- **To be done**:
Exclude the pictures; give every entry again exactly as written.

- **Raw records**:
◆ ◆ ◆ ◆ ◆ ◆ ◆

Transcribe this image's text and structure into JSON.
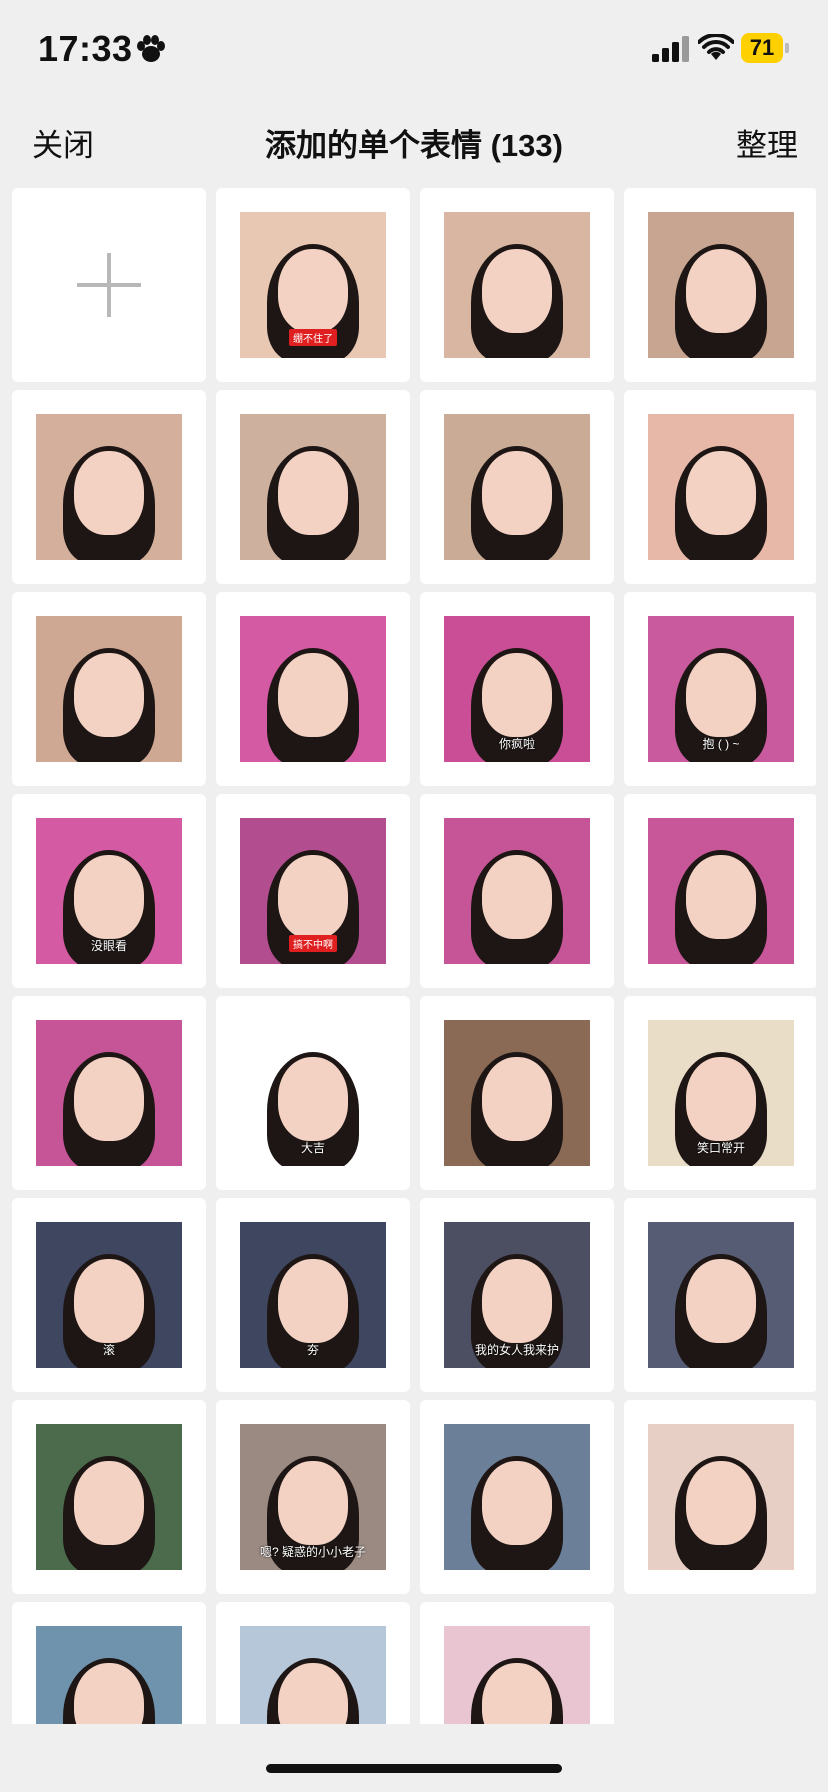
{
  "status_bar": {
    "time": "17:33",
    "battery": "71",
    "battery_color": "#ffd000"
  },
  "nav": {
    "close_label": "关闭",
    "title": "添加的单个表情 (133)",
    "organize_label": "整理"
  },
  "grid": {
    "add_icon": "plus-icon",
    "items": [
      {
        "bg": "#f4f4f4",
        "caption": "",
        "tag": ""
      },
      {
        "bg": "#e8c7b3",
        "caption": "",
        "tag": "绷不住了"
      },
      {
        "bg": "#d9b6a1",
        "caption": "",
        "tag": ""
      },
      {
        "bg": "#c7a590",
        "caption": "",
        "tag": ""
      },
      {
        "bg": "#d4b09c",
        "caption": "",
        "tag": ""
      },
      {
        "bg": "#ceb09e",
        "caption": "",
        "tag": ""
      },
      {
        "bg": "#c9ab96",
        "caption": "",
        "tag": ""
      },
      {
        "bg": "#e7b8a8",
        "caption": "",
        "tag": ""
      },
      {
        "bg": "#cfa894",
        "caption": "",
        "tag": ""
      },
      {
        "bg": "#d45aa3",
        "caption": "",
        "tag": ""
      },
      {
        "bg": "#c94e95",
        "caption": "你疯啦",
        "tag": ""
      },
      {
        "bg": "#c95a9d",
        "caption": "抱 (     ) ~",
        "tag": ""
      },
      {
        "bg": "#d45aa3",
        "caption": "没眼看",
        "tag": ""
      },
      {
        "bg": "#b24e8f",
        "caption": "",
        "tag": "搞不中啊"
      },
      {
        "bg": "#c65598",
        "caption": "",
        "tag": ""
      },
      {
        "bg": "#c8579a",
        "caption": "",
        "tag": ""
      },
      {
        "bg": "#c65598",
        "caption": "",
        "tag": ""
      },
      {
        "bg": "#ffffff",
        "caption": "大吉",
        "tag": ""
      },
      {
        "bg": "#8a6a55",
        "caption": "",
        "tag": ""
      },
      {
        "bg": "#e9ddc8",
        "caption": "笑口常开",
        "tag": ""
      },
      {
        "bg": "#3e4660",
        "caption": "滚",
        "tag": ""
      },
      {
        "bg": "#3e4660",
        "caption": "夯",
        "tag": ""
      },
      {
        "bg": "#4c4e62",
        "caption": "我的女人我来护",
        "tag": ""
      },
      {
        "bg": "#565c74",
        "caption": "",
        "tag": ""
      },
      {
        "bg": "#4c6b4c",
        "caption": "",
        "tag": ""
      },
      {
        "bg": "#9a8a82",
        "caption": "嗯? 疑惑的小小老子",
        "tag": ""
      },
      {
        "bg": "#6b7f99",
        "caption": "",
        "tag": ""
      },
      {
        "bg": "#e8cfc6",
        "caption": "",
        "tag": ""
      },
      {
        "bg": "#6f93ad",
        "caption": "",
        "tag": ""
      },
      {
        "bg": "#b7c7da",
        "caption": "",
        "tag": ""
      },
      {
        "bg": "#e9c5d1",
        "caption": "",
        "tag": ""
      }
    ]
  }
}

◆ ◆ ◆ ◆ ◆ ◆ ◆

- **Worked solution**:
Transcribe this image's text and structure into JSON.
{
  "status_bar": {
    "time": "17:33",
    "battery": "71",
    "battery_color": "#ffd000"
  },
  "nav": {
    "close_label": "关闭",
    "title": "添加的单个表情 (133)",
    "organize_label": "整理"
  },
  "grid": {
    "add_icon": "plus-icon",
    "items": [
      {
        "bg": "#f4f4f4",
        "caption": "",
        "tag": ""
      },
      {
        "bg": "#e8c7b3",
        "caption": "",
        "tag": "绷不住了"
      },
      {
        "bg": "#d9b6a1",
        "caption": "",
        "tag": ""
      },
      {
        "bg": "#c7a590",
        "caption": "",
        "tag": ""
      },
      {
        "bg": "#d4b09c",
        "caption": "",
        "tag": ""
      },
      {
        "bg": "#ceb09e",
        "caption": "",
        "tag": ""
      },
      {
        "bg": "#c9ab96",
        "caption": "",
        "tag": ""
      },
      {
        "bg": "#e7b8a8",
        "caption": "",
        "tag": ""
      },
      {
        "bg": "#cfa894",
        "caption": "",
        "tag": ""
      },
      {
        "bg": "#d45aa3",
        "caption": "",
        "tag": ""
      },
      {
        "bg": "#c94e95",
        "caption": "你疯啦",
        "tag": ""
      },
      {
        "bg": "#c95a9d",
        "caption": "抱 (     ) ~",
        "tag": ""
      },
      {
        "bg": "#d45aa3",
        "caption": "没眼看",
        "tag": ""
      },
      {
        "bg": "#b24e8f",
        "caption": "",
        "tag": "搞不中啊"
      },
      {
        "bg": "#c65598",
        "caption": "",
        "tag": ""
      },
      {
        "bg": "#c8579a",
        "caption": "",
        "tag": ""
      },
      {
        "bg": "#c65598",
        "caption": "",
        "tag": ""
      },
      {
        "bg": "#ffffff",
        "caption": "大吉",
        "tag": ""
      },
      {
        "bg": "#8a6a55",
        "caption": "",
        "tag": ""
      },
      {
        "bg": "#e9ddc8",
        "caption": "笑口常开",
        "tag": ""
      },
      {
        "bg": "#3e4660",
        "caption": "滚",
        "tag": ""
      },
      {
        "bg": "#3e4660",
        "caption": "夯",
        "tag": ""
      },
      {
        "bg": "#4c4e62",
        "caption": "我的女人我来护",
        "tag": ""
      },
      {
        "bg": "#565c74",
        "caption": "",
        "tag": ""
      },
      {
        "bg": "#4c6b4c",
        "caption": "",
        "tag": ""
      },
      {
        "bg": "#9a8a82",
        "caption": "嗯? 疑惑的小小老子",
        "tag": ""
      },
      {
        "bg": "#6b7f99",
        "caption": "",
        "tag": ""
      },
      {
        "bg": "#e8cfc6",
        "caption": "",
        "tag": ""
      },
      {
        "bg": "#6f93ad",
        "caption": "",
        "tag": ""
      },
      {
        "bg": "#b7c7da",
        "caption": "",
        "tag": ""
      },
      {
        "bg": "#e9c5d1",
        "caption": "",
        "tag": ""
      }
    ]
  }
}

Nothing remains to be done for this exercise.